(Figure collection entries)
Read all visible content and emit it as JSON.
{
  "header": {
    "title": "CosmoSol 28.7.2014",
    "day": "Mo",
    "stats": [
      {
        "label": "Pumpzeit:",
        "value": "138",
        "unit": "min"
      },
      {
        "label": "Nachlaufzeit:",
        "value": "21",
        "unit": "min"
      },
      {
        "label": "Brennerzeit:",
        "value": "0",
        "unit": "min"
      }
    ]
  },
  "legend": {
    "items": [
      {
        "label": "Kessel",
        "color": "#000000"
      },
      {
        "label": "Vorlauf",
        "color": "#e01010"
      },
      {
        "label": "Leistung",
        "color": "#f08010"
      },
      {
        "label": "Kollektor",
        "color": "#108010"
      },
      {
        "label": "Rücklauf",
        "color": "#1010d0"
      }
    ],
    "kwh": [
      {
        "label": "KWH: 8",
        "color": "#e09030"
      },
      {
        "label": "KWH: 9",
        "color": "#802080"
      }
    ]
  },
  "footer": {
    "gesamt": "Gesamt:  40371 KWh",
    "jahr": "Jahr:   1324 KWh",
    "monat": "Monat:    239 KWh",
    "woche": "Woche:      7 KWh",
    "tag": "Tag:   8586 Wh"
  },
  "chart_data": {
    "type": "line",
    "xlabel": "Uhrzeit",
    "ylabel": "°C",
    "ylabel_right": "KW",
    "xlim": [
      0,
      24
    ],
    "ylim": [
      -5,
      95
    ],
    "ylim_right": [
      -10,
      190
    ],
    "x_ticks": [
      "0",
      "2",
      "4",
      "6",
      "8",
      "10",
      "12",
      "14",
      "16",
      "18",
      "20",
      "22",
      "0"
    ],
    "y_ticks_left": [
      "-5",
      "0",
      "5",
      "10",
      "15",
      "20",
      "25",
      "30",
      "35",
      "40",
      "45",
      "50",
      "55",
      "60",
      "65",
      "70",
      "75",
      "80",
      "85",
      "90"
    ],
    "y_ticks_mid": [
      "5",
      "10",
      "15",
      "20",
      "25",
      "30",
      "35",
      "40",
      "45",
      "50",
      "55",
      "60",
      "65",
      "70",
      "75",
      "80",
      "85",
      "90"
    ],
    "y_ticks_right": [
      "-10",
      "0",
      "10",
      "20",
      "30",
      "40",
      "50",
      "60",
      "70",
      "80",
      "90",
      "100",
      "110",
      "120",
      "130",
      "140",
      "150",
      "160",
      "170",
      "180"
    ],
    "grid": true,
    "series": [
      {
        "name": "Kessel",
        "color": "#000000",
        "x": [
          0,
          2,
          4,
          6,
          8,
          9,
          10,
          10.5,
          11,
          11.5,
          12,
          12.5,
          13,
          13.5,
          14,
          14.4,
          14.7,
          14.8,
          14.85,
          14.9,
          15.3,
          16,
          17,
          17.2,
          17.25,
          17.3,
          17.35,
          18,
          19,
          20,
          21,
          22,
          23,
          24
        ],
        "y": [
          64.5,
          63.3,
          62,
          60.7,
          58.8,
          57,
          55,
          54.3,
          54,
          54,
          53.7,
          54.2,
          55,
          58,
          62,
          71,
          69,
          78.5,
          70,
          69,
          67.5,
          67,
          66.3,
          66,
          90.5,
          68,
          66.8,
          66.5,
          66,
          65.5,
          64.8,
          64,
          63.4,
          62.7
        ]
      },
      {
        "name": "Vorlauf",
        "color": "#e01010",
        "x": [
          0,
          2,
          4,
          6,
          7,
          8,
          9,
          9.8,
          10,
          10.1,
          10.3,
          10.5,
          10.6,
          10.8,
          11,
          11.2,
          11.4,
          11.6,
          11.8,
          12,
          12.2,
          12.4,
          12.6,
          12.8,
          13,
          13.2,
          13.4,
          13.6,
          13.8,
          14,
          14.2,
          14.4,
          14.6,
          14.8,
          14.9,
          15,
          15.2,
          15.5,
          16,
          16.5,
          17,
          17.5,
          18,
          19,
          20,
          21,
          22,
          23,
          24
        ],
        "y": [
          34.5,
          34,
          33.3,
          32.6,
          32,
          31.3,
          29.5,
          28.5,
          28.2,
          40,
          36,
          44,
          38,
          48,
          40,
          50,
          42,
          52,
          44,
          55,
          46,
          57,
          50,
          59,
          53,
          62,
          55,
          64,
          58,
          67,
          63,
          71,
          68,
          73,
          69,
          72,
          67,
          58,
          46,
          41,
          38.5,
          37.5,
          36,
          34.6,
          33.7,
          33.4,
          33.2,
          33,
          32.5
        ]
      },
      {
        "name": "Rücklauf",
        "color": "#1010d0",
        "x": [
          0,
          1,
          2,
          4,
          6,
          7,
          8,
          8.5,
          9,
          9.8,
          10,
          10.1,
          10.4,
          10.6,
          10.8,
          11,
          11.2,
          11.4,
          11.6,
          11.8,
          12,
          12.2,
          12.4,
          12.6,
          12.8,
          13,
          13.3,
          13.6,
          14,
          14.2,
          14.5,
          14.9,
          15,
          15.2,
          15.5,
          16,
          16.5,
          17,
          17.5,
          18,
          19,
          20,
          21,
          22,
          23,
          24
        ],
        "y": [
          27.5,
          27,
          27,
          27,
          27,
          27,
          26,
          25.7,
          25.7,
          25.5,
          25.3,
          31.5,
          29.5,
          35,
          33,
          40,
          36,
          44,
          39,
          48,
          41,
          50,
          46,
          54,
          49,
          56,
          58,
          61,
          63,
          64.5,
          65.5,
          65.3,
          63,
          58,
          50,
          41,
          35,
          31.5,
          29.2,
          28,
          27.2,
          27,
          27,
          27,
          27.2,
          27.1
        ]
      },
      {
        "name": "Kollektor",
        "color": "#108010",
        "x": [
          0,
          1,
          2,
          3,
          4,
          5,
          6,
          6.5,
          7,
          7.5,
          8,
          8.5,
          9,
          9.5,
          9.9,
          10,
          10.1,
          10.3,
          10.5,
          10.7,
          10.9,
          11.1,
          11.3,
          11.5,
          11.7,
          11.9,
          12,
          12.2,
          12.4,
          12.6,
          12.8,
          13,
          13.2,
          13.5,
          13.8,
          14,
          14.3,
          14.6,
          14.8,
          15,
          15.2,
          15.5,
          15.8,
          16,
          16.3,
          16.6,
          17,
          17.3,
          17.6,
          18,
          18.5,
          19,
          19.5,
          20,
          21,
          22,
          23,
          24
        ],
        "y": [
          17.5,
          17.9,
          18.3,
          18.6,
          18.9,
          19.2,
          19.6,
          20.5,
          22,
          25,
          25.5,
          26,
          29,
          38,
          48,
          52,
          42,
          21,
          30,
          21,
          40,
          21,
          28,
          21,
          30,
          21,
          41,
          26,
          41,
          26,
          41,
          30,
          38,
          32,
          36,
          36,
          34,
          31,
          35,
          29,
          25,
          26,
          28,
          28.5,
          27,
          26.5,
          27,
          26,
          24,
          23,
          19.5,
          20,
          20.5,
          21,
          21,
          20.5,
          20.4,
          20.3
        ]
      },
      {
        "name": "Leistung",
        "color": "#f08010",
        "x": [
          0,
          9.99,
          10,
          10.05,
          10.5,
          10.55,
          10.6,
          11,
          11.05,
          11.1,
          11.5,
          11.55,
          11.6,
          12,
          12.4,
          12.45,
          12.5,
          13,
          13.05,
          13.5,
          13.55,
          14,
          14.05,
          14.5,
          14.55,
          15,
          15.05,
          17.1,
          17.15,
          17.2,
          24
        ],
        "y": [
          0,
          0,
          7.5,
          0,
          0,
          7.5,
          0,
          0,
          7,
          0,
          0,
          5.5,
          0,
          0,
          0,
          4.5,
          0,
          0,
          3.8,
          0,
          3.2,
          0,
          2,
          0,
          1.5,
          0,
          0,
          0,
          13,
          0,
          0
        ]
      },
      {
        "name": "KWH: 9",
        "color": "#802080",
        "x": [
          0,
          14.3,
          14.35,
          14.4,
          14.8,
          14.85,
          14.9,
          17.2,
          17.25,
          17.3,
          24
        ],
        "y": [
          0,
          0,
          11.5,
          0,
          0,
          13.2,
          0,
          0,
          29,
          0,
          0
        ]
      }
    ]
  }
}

Task to complete
Identify the lines in the entries that hold "name" and return each one.

The reply
        "name": "Kessel",
        "name": "Vorlauf",
        "name": "Rücklauf",
        "name": "Kollektor",
        "name": "Leistung",
        "name": "KWH: 9",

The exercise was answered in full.